• DESCRIPTION OF THE TASK: Collect each line containing "this".

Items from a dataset
>> Start
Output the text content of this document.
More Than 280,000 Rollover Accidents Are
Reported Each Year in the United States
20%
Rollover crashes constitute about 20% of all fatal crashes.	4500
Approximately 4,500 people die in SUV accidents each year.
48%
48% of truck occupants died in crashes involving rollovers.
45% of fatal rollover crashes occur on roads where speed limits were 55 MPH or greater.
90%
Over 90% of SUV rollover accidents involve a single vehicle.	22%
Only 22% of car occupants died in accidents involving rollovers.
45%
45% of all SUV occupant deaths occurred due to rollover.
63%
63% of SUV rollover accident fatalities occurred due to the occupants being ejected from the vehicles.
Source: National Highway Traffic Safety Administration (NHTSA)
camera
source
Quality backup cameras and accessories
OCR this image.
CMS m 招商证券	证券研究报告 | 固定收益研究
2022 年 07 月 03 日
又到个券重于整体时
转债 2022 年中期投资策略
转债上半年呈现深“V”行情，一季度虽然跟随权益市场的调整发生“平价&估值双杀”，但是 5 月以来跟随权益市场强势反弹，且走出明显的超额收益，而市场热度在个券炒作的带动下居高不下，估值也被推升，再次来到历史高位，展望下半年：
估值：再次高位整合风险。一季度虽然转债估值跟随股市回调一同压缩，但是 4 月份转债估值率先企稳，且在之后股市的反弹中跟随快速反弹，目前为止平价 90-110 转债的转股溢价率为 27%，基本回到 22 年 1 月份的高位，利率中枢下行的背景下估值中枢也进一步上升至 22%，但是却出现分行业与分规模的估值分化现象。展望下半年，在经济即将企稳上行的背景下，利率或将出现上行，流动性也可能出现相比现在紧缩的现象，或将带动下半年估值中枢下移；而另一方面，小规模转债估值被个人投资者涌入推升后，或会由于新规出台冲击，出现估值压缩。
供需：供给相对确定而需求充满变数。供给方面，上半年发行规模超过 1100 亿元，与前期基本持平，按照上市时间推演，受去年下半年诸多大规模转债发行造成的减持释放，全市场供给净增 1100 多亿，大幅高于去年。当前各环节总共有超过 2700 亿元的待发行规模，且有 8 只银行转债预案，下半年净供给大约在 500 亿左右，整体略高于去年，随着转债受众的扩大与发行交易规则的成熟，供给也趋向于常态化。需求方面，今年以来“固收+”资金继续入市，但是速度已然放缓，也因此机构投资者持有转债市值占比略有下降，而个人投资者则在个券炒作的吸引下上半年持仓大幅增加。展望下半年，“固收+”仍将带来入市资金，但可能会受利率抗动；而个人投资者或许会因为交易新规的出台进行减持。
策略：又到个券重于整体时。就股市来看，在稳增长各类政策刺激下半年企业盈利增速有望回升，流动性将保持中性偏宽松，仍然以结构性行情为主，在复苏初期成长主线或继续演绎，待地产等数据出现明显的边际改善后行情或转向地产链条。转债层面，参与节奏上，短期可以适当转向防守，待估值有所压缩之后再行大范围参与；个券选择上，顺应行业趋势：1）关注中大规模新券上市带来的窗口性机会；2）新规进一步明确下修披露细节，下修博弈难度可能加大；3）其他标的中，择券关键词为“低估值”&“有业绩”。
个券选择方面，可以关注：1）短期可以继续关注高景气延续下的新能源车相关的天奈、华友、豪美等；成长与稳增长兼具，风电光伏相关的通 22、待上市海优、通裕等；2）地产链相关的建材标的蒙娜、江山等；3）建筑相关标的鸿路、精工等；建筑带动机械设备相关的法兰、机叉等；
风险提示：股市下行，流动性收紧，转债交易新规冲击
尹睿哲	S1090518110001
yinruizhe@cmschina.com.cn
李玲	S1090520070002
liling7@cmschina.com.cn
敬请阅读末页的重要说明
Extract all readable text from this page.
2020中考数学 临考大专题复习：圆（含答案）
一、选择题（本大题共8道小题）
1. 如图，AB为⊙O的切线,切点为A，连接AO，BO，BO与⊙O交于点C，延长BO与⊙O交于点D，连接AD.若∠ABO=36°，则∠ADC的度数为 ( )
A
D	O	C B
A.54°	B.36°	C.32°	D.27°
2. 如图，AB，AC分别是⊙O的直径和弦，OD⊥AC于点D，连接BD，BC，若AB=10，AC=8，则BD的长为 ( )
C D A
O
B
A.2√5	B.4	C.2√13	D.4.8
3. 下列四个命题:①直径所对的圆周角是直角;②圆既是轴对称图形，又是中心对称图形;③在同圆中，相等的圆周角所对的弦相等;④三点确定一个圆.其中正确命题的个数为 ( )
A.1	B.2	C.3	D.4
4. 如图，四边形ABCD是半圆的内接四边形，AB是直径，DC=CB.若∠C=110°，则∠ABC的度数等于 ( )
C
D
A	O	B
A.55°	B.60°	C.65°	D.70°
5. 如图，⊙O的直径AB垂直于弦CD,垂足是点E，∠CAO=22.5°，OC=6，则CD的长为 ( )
>> End
• COMPLETE RESPONSE:
Output the text content of this document.
OCR this image.
Extract all readable text from this page.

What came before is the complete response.